=== Challenge ===
Please transcribe the records precisely; pictures stay out of your copy.

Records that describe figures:
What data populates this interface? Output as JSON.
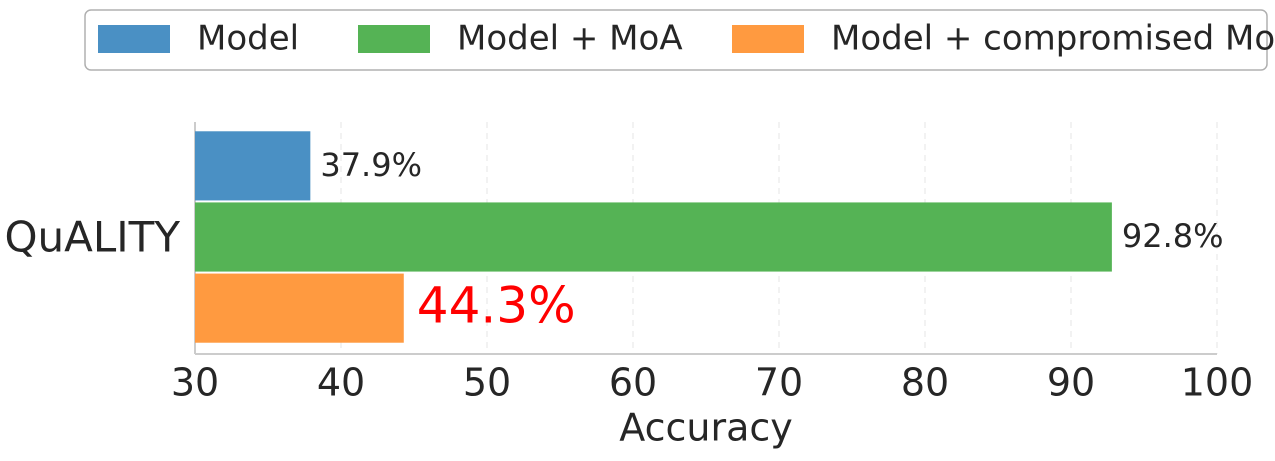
{
  "chart_data": {
    "type": "barh",
    "categories": [
      "QuALITY"
    ],
    "series": [
      {
        "name": "Model",
        "color": "#4a90c4",
        "values": [
          37.9
        ],
        "value_labels": [
          "37.9%"
        ],
        "label_color": "#262626"
      },
      {
        "name": "Model + MoA",
        "color": "#55b355",
        "values": [
          92.8
        ],
        "value_labels": [
          "92.8%"
        ],
        "label_color": "#262626"
      },
      {
        "name": "Model + compromised MoA",
        "color": "#ff9a40",
        "values": [
          44.3
        ],
        "value_labels": [
          "44.3%"
        ],
        "label_color": "#ff0000"
      }
    ],
    "xlabel": "Accuracy",
    "xlim": [
      30,
      100
    ],
    "xticks": [
      30,
      40,
      50,
      60,
      70,
      80,
      90,
      100
    ],
    "grid": true,
    "legend": "top"
  }
}
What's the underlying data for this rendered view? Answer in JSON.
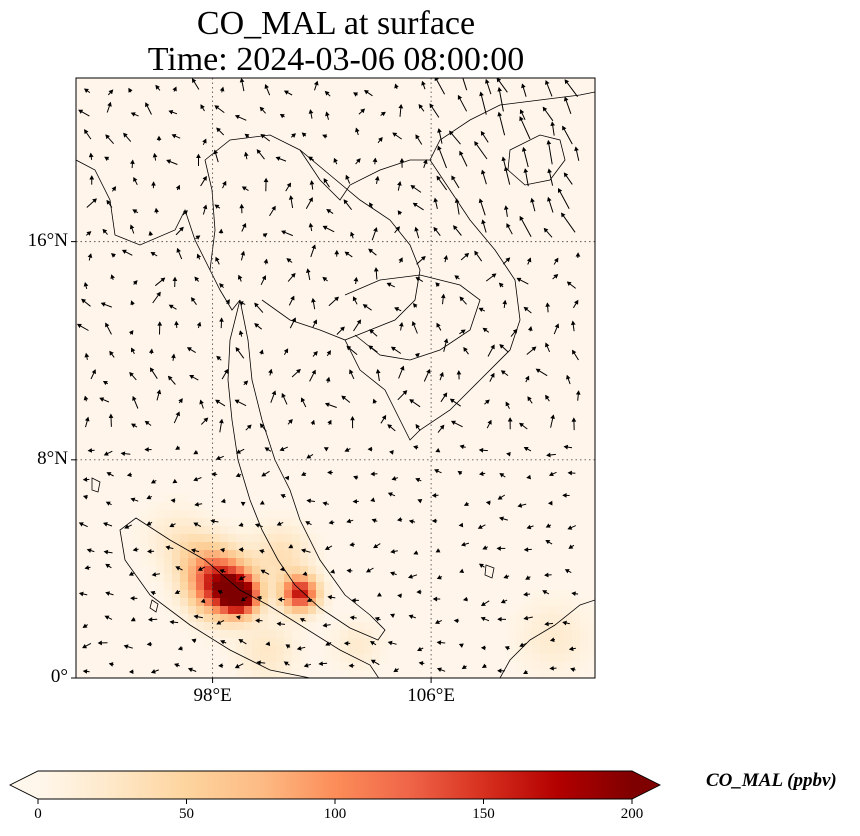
{
  "title": {
    "line1": "CO_MAL at surface",
    "line2": "Time: 2024-03-06 08:00:00"
  },
  "map": {
    "lon_range": [
      93,
      112
    ],
    "lat_range": [
      0,
      22
    ],
    "lat_ticks": [
      {
        "value": 16,
        "label": "16°N"
      },
      {
        "value": 8,
        "label": "8°N"
      },
      {
        "value": 0,
        "label": "0°"
      }
    ],
    "lon_ticks": [
      {
        "value": 98,
        "label": "98°E"
      },
      {
        "value": 106,
        "label": "106°E"
      }
    ],
    "gridlines": "dotted",
    "background_color": "#fff5eb",
    "coastline_color": "#000000",
    "concentration_hotspots": [
      {
        "lon": 98.3,
        "lat": 3.4,
        "value": 170,
        "extent": 2.5
      },
      {
        "lon": 99.0,
        "lat": 3.0,
        "value": 190,
        "extent": 1.5
      },
      {
        "lon": 101.2,
        "lat": 3.1,
        "value": 165,
        "extent": 1.5
      },
      {
        "lon": 97.5,
        "lat": 4.4,
        "value": 40,
        "extent": 2.5
      },
      {
        "lon": 100.5,
        "lat": 4.5,
        "value": 35,
        "extent": 2.5
      },
      {
        "lon": 96.5,
        "lat": 5.3,
        "value": 15,
        "extent": 2.5
      },
      {
        "lon": 103.3,
        "lat": 1.2,
        "value": 20,
        "extent": 2.0
      },
      {
        "lon": 110.5,
        "lat": 1.5,
        "value": 20,
        "extent": 3.0
      },
      {
        "lon": 100.0,
        "lat": 1.0,
        "value": 25,
        "extent": 2.5
      }
    ],
    "wind_vectors": "quiver field"
  },
  "colorbar": {
    "label": "CO_MAL (ppbv)",
    "min": 0,
    "max": 200,
    "extend": "both",
    "ticks": [
      "0",
      "50",
      "100",
      "150",
      "200"
    ],
    "tick_values": [
      0,
      50,
      100,
      150,
      200
    ],
    "colormap": "OrRd",
    "colors": [
      "#fff7ec",
      "#fee8c8",
      "#fdd49e",
      "#fdbb84",
      "#fc8d59",
      "#ef6548",
      "#d7301f",
      "#b30000",
      "#7f0000"
    ]
  }
}
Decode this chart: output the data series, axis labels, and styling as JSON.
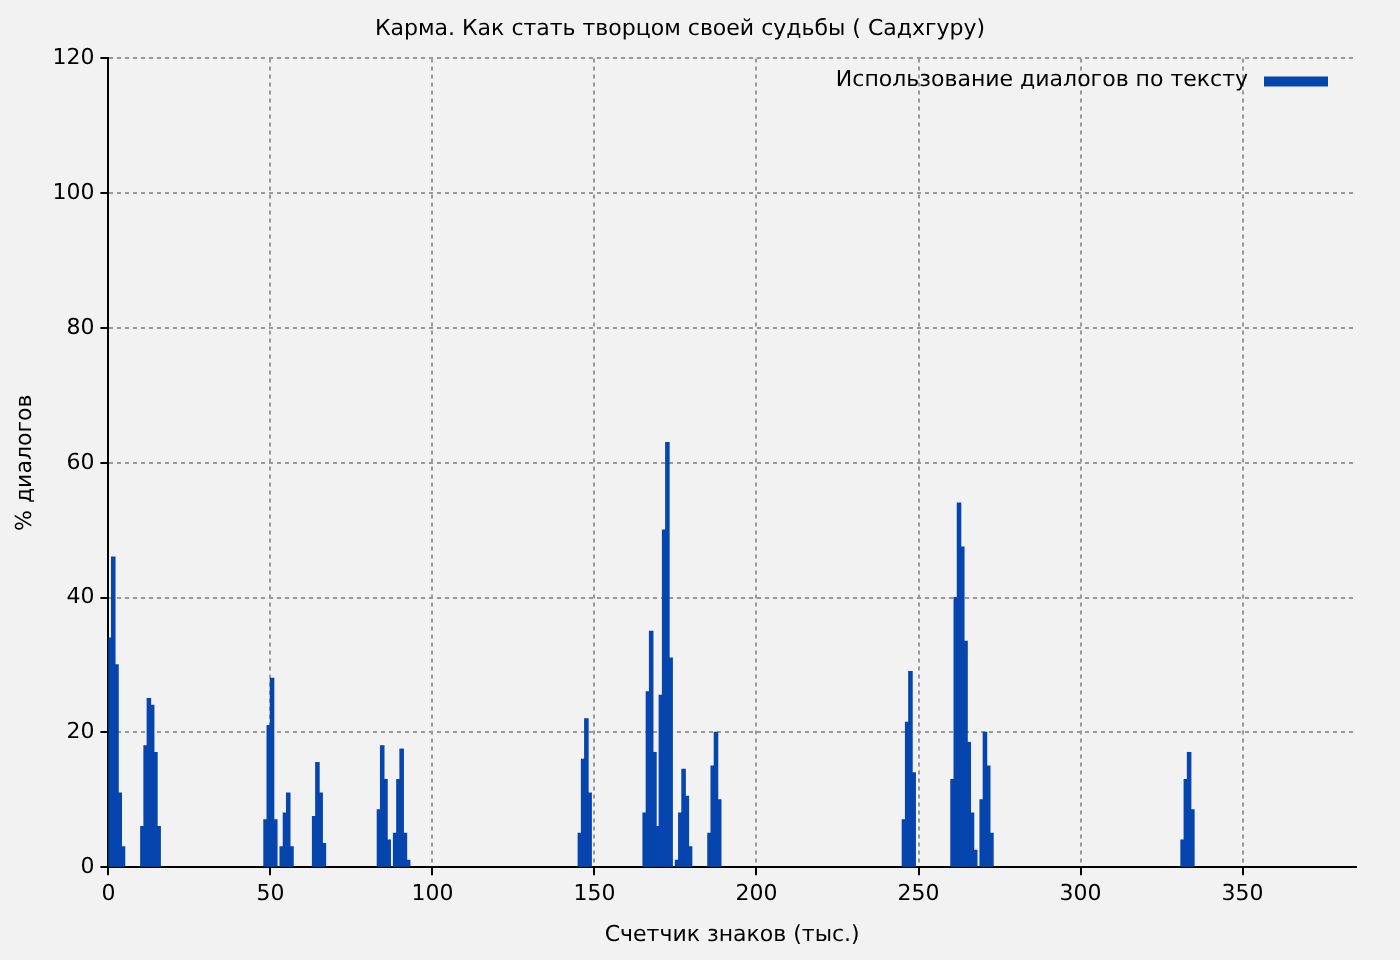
{
  "chart_data": {
    "type": "bar",
    "title": "Карма. Как стать творцом своей судьбы ( Садхгуру)",
    "xlabel": "Счетчик знаков (тыс.)",
    "ylabel": "% диалогов",
    "x": [
      0.5,
      1.5,
      2.5,
      3.5,
      4.5,
      10.5,
      11.5,
      12.5,
      13.5,
      14.5,
      15.5,
      48.5,
      49.5,
      50.5,
      51.5,
      53.5,
      54.5,
      55.5,
      56.5,
      63.5,
      64.5,
      65.5,
      66.5,
      83.5,
      84.5,
      85.5,
      86.5,
      88.5,
      89.5,
      90.5,
      91.5,
      92.5,
      145.5,
      146.5,
      147.5,
      148.5,
      165.5,
      166.5,
      167.5,
      168.5,
      169.5,
      170.5,
      171.5,
      172.5,
      173.5,
      175.5,
      176.5,
      177.5,
      178.5,
      179.5,
      185.5,
      186.5,
      187.5,
      188.5,
      245.5,
      246.5,
      247.5,
      248.5,
      260.5,
      261.5,
      262.5,
      263.5,
      264.5,
      265.5,
      266.5,
      267.5,
      269.5,
      270.5,
      271.5,
      272.5,
      331.5,
      332.5,
      333.5,
      334.5
    ],
    "series": [
      {
        "name": "Использование диалогов по тексту",
        "color": "#0645ad",
        "values": [
          34,
          46,
          30,
          11,
          3,
          6,
          18,
          25,
          24,
          17,
          6,
          7,
          21,
          28,
          7,
          3,
          8,
          11,
          3,
          7.5,
          15.5,
          11,
          3.5,
          8.5,
          18,
          13,
          4,
          5,
          13,
          17.5,
          5,
          1,
          5,
          16,
          22,
          11,
          8,
          26,
          35,
          17,
          6,
          25.5,
          50,
          63,
          31,
          1,
          8,
          14.5,
          10.5,
          3,
          5,
          15,
          20,
          10,
          7,
          21.5,
          29,
          14,
          13,
          40,
          54,
          47.5,
          33.5,
          18.5,
          8,
          2.5,
          10,
          20,
          15,
          5,
          4,
          13,
          17,
          8.5
        ]
      }
    ],
    "xlim": [
      0,
      385
    ],
    "xticks": [
      0,
      50,
      100,
      150,
      200,
      250,
      300,
      350
    ],
    "ylim": [
      0,
      120
    ],
    "yticks": [
      0,
      20,
      40,
      60,
      80,
      100,
      120
    ],
    "grid": true,
    "legend": "top right"
  }
}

=== Exercise output ===
What data populates this interface? Output as JSON.
{
  "chart_data": {
    "type": "barh",
    "categories": [
      "QuALITY"
    ],
    "series": [
      {
        "name": "Model",
        "color": "#4a90c4",
        "values": [
          37.9
        ],
        "value_labels": [
          "37.9%"
        ],
        "label_color": "#262626"
      },
      {
        "name": "Model + MoA",
        "color": "#55b355",
        "values": [
          92.8
        ],
        "value_labels": [
          "92.8%"
        ],
        "label_color": "#262626"
      },
      {
        "name": "Model + compromised MoA",
        "color": "#ff9a40",
        "values": [
          44.3
        ],
        "value_labels": [
          "44.3%"
        ],
        "label_color": "#ff0000"
      }
    ],
    "xlabel": "Accuracy",
    "xlim": [
      30,
      100
    ],
    "xticks": [
      30,
      40,
      50,
      60,
      70,
      80,
      90,
      100
    ],
    "grid": true,
    "legend": "top"
  }
}
What's the underlying data for this rendered view? Answer in JSON.
{
  "title": {
    "line1": "CO_MAL at surface",
    "line2": "Time: 2024-03-06 08:00:00"
  },
  "map": {
    "lon_range": [
      93,
      112
    ],
    "lat_range": [
      0,
      22
    ],
    "lat_ticks": [
      {
        "value": 16,
        "label": "16°N"
      },
      {
        "value": 8,
        "label": "8°N"
      },
      {
        "value": 0,
        "label": "0°"
      }
    ],
    "lon_ticks": [
      {
        "value": 98,
        "label": "98°E"
      },
      {
        "value": 106,
        "label": "106°E"
      }
    ],
    "gridlines": "dotted",
    "background_color": "#fff5eb",
    "coastline_color": "#000000",
    "concentration_hotspots": [
      {
        "lon": 98.3,
        "lat": 3.4,
        "value": 170,
        "extent": 2.5
      },
      {
        "lon": 99.0,
        "lat": 3.0,
        "value": 190,
        "extent": 1.5
      },
      {
        "lon": 101.2,
        "lat": 3.1,
        "value": 165,
        "extent": 1.5
      },
      {
        "lon": 97.5,
        "lat": 4.4,
        "value": 40,
        "extent": 2.5
      },
      {
        "lon": 100.5,
        "lat": 4.5,
        "value": 35,
        "extent": 2.5
      },
      {
        "lon": 96.5,
        "lat": 5.3,
        "value": 15,
        "extent": 2.5
      },
      {
        "lon": 103.3,
        "lat": 1.2,
        "value": 20,
        "extent": 2.0
      },
      {
        "lon": 110.5,
        "lat": 1.5,
        "value": 20,
        "extent": 3.0
      },
      {
        "lon": 100.0,
        "lat": 1.0,
        "value": 25,
        "extent": 2.5
      }
    ],
    "wind_vectors": "quiver field"
  },
  "colorbar": {
    "label": "CO_MAL (ppbv)",
    "min": 0,
    "max": 200,
    "extend": "both",
    "ticks": [
      "0",
      "50",
      "100",
      "150",
      "200"
    ],
    "tick_values": [
      0,
      50,
      100,
      150,
      200
    ],
    "colormap": "OrRd",
    "colors": [
      "#fff7ec",
      "#fee8c8",
      "#fdd49e",
      "#fdbb84",
      "#fc8d59",
      "#ef6548",
      "#d7301f",
      "#b30000",
      "#7f0000"
    ]
  }
}
Decode this chart: output the data series, axis labels, and styling as JSON.
{
  "chart_data": {
    "type": "bar",
    "title": "Карма. Как стать творцом своей судьбы ( Садхгуру)",
    "xlabel": "Счетчик знаков (тыс.)",
    "ylabel": "% диалогов",
    "x": [
      0.5,
      1.5,
      2.5,
      3.5,
      4.5,
      10.5,
      11.5,
      12.5,
      13.5,
      14.5,
      15.5,
      48.5,
      49.5,
      50.5,
      51.5,
      53.5,
      54.5,
      55.5,
      56.5,
      63.5,
      64.5,
      65.5,
      66.5,
      83.5,
      84.5,
      85.5,
      86.5,
      88.5,
      89.5,
      90.5,
      91.5,
      92.5,
      145.5,
      146.5,
      147.5,
      148.5,
      165.5,
      166.5,
      167.5,
      168.5,
      169.5,
      170.5,
      171.5,
      172.5,
      173.5,
      175.5,
      176.5,
      177.5,
      178.5,
      179.5,
      185.5,
      186.5,
      187.5,
      188.5,
      245.5,
      246.5,
      247.5,
      248.5,
      260.5,
      261.5,
      262.5,
      263.5,
      264.5,
      265.5,
      266.5,
      267.5,
      269.5,
      270.5,
      271.5,
      272.5,
      331.5,
      332.5,
      333.5,
      334.5
    ],
    "series": [
      {
        "name": "Использование диалогов по тексту",
        "color": "#0645ad",
        "values": [
          34,
          46,
          30,
          11,
          3,
          6,
          18,
          25,
          24,
          17,
          6,
          7,
          21,
          28,
          7,
          3,
          8,
          11,
          3,
          7.5,
          15.5,
          11,
          3.5,
          8.5,
          18,
          13,
          4,
          5,
          13,
          17.5,
          5,
          1,
          5,
          16,
          22,
          11,
          8,
          26,
          35,
          17,
          6,
          25.5,
          50,
          63,
          31,
          1,
          8,
          14.5,
          10.5,
          3,
          5,
          15,
          20,
          10,
          7,
          21.5,
          29,
          14,
          13,
          40,
          54,
          47.5,
          33.5,
          18.5,
          8,
          2.5,
          10,
          20,
          15,
          5,
          4,
          13,
          17,
          8.5
        ]
      }
    ],
    "xlim": [
      0,
      385
    ],
    "xticks": [
      0,
      50,
      100,
      150,
      200,
      250,
      300,
      350
    ],
    "ylim": [
      0,
      120
    ],
    "yticks": [
      0,
      20,
      40,
      60,
      80,
      100,
      120
    ],
    "grid": true,
    "legend": "top right"
  }
}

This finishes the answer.